TASK DIRECTIONS: Arrange the lines of all the records below as a numbered list, skipping any blank lines.

[Data listing]

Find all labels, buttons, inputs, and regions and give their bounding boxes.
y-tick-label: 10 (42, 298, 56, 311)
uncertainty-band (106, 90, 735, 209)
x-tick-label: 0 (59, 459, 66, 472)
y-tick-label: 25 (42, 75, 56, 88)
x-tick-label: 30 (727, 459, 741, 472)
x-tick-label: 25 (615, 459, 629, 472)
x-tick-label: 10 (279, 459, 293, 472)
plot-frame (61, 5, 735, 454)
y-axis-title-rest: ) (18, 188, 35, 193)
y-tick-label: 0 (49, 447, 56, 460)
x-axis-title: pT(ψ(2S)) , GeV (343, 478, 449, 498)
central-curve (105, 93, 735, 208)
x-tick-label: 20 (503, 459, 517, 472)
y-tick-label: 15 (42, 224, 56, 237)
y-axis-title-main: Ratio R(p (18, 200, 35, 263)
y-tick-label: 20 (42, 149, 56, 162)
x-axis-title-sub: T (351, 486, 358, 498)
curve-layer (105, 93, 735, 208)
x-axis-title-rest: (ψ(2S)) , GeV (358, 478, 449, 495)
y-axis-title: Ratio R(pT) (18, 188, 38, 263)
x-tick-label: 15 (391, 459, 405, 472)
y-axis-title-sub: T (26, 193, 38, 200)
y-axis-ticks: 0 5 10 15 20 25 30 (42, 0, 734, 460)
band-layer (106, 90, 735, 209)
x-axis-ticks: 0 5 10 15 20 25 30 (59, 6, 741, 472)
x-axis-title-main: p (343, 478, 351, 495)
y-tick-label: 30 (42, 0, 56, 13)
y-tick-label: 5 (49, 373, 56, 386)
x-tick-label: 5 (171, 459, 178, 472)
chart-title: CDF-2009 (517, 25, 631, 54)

ANSWER TO THE PROBLEM:
1. Find all labels, buttons, inputs, and regions and give their bounding boxes.
2. y-tick-label: 10 (42, 298, 56, 311)
3. uncertainty-band (106, 90, 735, 209)
4. x-tick-label: 0 (59, 459, 66, 472)
5. y-tick-label: 25 (42, 75, 56, 88)
6. x-tick-label: 30 (727, 459, 741, 472)
7. x-tick-label: 25 (615, 459, 629, 472)
8. x-tick-label: 10 (279, 459, 293, 472)
9. plot-frame (61, 5, 735, 454)
10. y-axis-title-rest: ) (18, 188, 35, 193)
11. y-tick-label: 0 (49, 447, 56, 460)
12. x-axis-title: pT(ψ(2S)) , GeV (343, 478, 449, 498)
13. central-curve (105, 93, 735, 208)
14. x-tick-label: 20 (503, 459, 517, 472)
15. y-tick-label: 15 (42, 224, 56, 237)
16. y-axis-title-main: Ratio R(p (18, 200, 35, 263)
17. y-tick-label: 20 (42, 149, 56, 162)
18. x-axis-title-sub: T (351, 486, 358, 498)
19. curve-layer (105, 93, 735, 208)
20. x-axis-title-rest: (ψ(2S)) , GeV (358, 478, 449, 495)
21. y-axis-title: Ratio R(pT) (18, 188, 38, 263)
22. x-tick-label: 15 (391, 459, 405, 472)
23. y-axis-title-sub: T (26, 193, 38, 200)
24. y-axis-ticks: 0 5 10 15 20 25 30 (42, 0, 734, 460)
25. band-layer (106, 90, 735, 209)
26. x-axis-ticks: 0 5 10 15 20 25 30 (59, 6, 741, 472)
27. x-axis-title-main: p (343, 478, 351, 495)
28. y-tick-label: 30 (42, 0, 56, 13)
29. y-tick-label: 5 (49, 373, 56, 386)
30. x-tick-label: 5 (171, 459, 178, 472)
31. chart-title: CDF-2009 (517, 25, 631, 54)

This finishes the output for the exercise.